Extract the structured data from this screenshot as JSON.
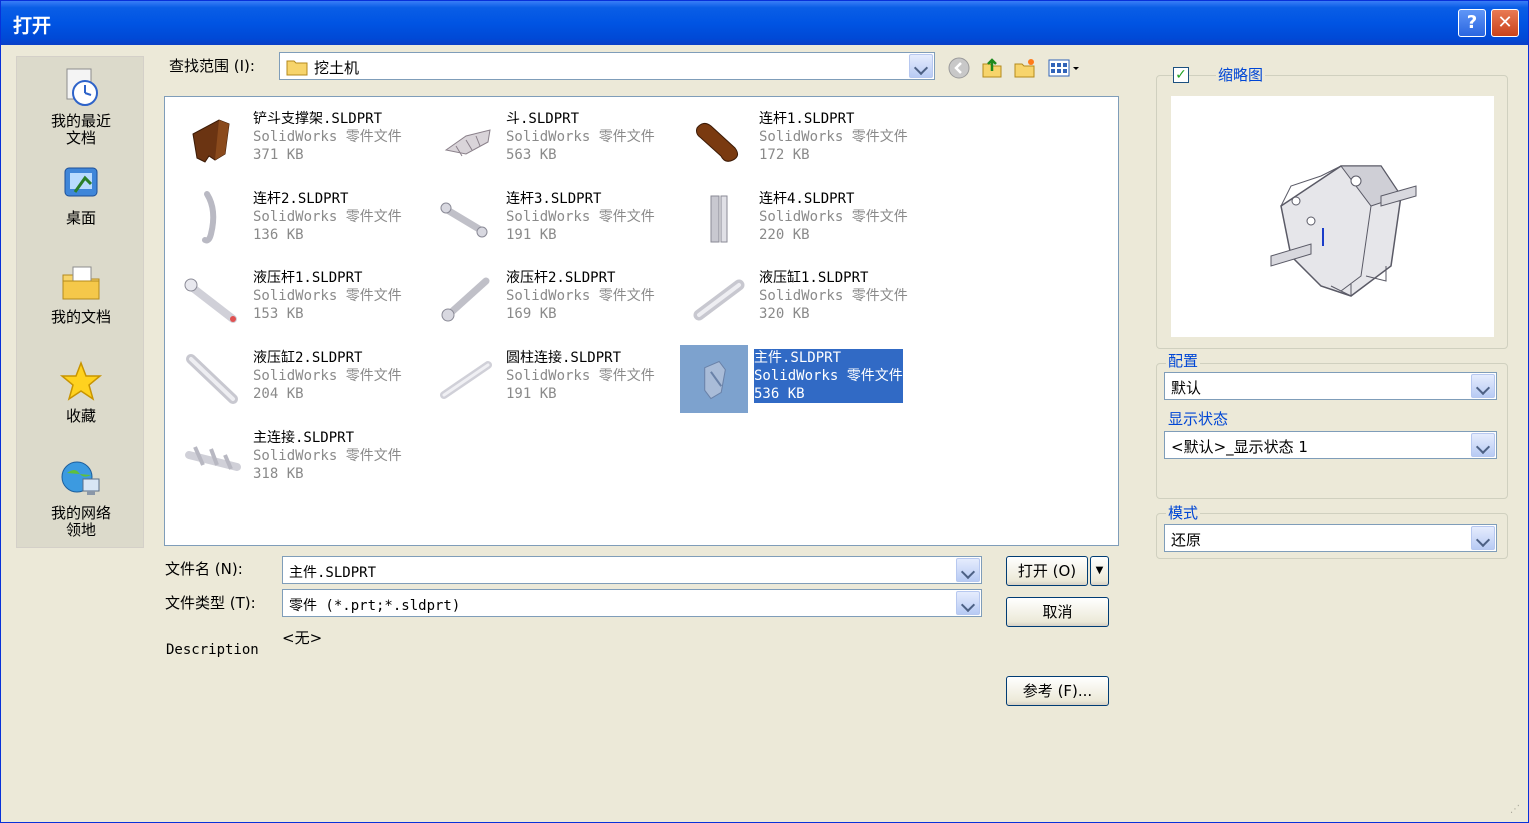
{
  "window": {
    "title": "打开",
    "help_label": "?",
    "close_label": "✕"
  },
  "places": [
    {
      "label": "我的最近\n文档",
      "icon": "recent-documents-icon"
    },
    {
      "label": "桌面",
      "icon": "desktop-icon"
    },
    {
      "label": "我的文档",
      "icon": "my-documents-icon"
    },
    {
      "label": "收藏",
      "icon": "favorites-star-icon"
    },
    {
      "label": "我的网络\n领地",
      "icon": "network-places-icon"
    }
  ],
  "lookin": {
    "label": "查找范围 (I):",
    "value": "挖土机",
    "icon": "folder-icon"
  },
  "toolbar": {
    "back": "back-icon",
    "up": "up-folder-icon",
    "new_folder": "new-folder-icon",
    "views": "view-menu-icon"
  },
  "files": [
    {
      "name": "铲斗支撑架.SLDPRT",
      "type": "SolidWorks 零件文件",
      "size": "371 KB",
      "selected": false
    },
    {
      "name": "斗.SLDPRT",
      "type": "SolidWorks 零件文件",
      "size": "563 KB",
      "selected": false
    },
    {
      "name": "连杆1.SLDPRT",
      "type": "SolidWorks 零件文件",
      "size": "172 KB",
      "selected": false
    },
    {
      "name": "连杆2.SLDPRT",
      "type": "SolidWorks 零件文件",
      "size": "136 KB",
      "selected": false
    },
    {
      "name": "连杆3.SLDPRT",
      "type": "SolidWorks 零件文件",
      "size": "191 KB",
      "selected": false
    },
    {
      "name": "连杆4.SLDPRT",
      "type": "SolidWorks 零件文件",
      "size": "220 KB",
      "selected": false
    },
    {
      "name": "液压杆1.SLDPRT",
      "type": "SolidWorks 零件文件",
      "size": "153 KB",
      "selected": false
    },
    {
      "name": "液压杆2.SLDPRT",
      "type": "SolidWorks 零件文件",
      "size": "169 KB",
      "selected": false
    },
    {
      "name": "液压缸1.SLDPRT",
      "type": "SolidWorks 零件文件",
      "size": "320 KB",
      "selected": false
    },
    {
      "name": "液压缸2.SLDPRT",
      "type": "SolidWorks 零件文件",
      "size": "204 KB",
      "selected": false
    },
    {
      "name": "圆柱连接.SLDPRT",
      "type": "SolidWorks 零件文件",
      "size": "191 KB",
      "selected": false
    },
    {
      "name": "主件.SLDPRT",
      "type": "SolidWorks 零件文件",
      "size": "536 KB",
      "selected": true
    },
    {
      "name": "主连接.SLDPRT",
      "type": "SolidWorks 零件文件",
      "size": "318 KB",
      "selected": false
    }
  ],
  "filename": {
    "label": "文件名 (N):",
    "value": "主件.SLDPRT"
  },
  "filetype": {
    "label": "文件类型 (T):",
    "value": "零件 (*.prt;*.sldprt)"
  },
  "description": {
    "label": "Description",
    "value": "<无>"
  },
  "buttons": {
    "open": "打开 (O)",
    "cancel": "取消",
    "references": "参考 (F)..."
  },
  "right": {
    "thumbnail_label": "缩略图",
    "thumbnail_checked": true,
    "config_label": "配置",
    "config_value": "默认",
    "display_state_label": "显示状态",
    "display_state_value": "<默认>_显示状态 1",
    "mode_label": "模式",
    "mode_value": "还原"
  }
}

□ □ □ □ □

Objective:
Reproduce the records, all of them, word for word; omit the pictures.

Task output:
Extract the structured data from this screenshot as JSON.
{
  "window": {
    "title": "打开",
    "help_label": "?",
    "close_label": "✕"
  },
  "places": [
    {
      "label": "我的最近\n文档",
      "icon": "recent-documents-icon"
    },
    {
      "label": "桌面",
      "icon": "desktop-icon"
    },
    {
      "label": "我的文档",
      "icon": "my-documents-icon"
    },
    {
      "label": "收藏",
      "icon": "favorites-star-icon"
    },
    {
      "label": "我的网络\n领地",
      "icon": "network-places-icon"
    }
  ],
  "lookin": {
    "label": "查找范围 (I):",
    "value": "挖土机",
    "icon": "folder-icon"
  },
  "toolbar": {
    "back": "back-icon",
    "up": "up-folder-icon",
    "new_folder": "new-folder-icon",
    "views": "view-menu-icon"
  },
  "files": [
    {
      "name": "铲斗支撑架.SLDPRT",
      "type": "SolidWorks 零件文件",
      "size": "371 KB",
      "selected": false
    },
    {
      "name": "斗.SLDPRT",
      "type": "SolidWorks 零件文件",
      "size": "563 KB",
      "selected": false
    },
    {
      "name": "连杆1.SLDPRT",
      "type": "SolidWorks 零件文件",
      "size": "172 KB",
      "selected": false
    },
    {
      "name": "连杆2.SLDPRT",
      "type": "SolidWorks 零件文件",
      "size": "136 KB",
      "selected": false
    },
    {
      "name": "连杆3.SLDPRT",
      "type": "SolidWorks 零件文件",
      "size": "191 KB",
      "selected": false
    },
    {
      "name": "连杆4.SLDPRT",
      "type": "SolidWorks 零件文件",
      "size": "220 KB",
      "selected": false
    },
    {
      "name": "液压杆1.SLDPRT",
      "type": "SolidWorks 零件文件",
      "size": "153 KB",
      "selected": false
    },
    {
      "name": "液压杆2.SLDPRT",
      "type": "SolidWorks 零件文件",
      "size": "169 KB",
      "selected": false
    },
    {
      "name": "液压缸1.SLDPRT",
      "type": "SolidWorks 零件文件",
      "size": "320 KB",
      "selected": false
    },
    {
      "name": "液压缸2.SLDPRT",
      "type": "SolidWorks 零件文件",
      "size": "204 KB",
      "selected": false
    },
    {
      "name": "圆柱连接.SLDPRT",
      "type": "SolidWorks 零件文件",
      "size": "191 KB",
      "selected": false
    },
    {
      "name": "主件.SLDPRT",
      "type": "SolidWorks 零件文件",
      "size": "536 KB",
      "selected": true
    },
    {
      "name": "主连接.SLDPRT",
      "type": "SolidWorks 零件文件",
      "size": "318 KB",
      "selected": false
    }
  ],
  "filename": {
    "label": "文件名 (N):",
    "value": "主件.SLDPRT"
  },
  "filetype": {
    "label": "文件类型 (T):",
    "value": "零件 (*.prt;*.sldprt)"
  },
  "description": {
    "label": "Description",
    "value": "<无>"
  },
  "buttons": {
    "open": "打开 (O)",
    "cancel": "取消",
    "references": "参考 (F)..."
  },
  "right": {
    "thumbnail_label": "缩略图",
    "thumbnail_checked": true,
    "config_label": "配置",
    "config_value": "默认",
    "display_state_label": "显示状态",
    "display_state_value": "<默认>_显示状态 1",
    "mode_label": "模式",
    "mode_value": "还原"
  }
}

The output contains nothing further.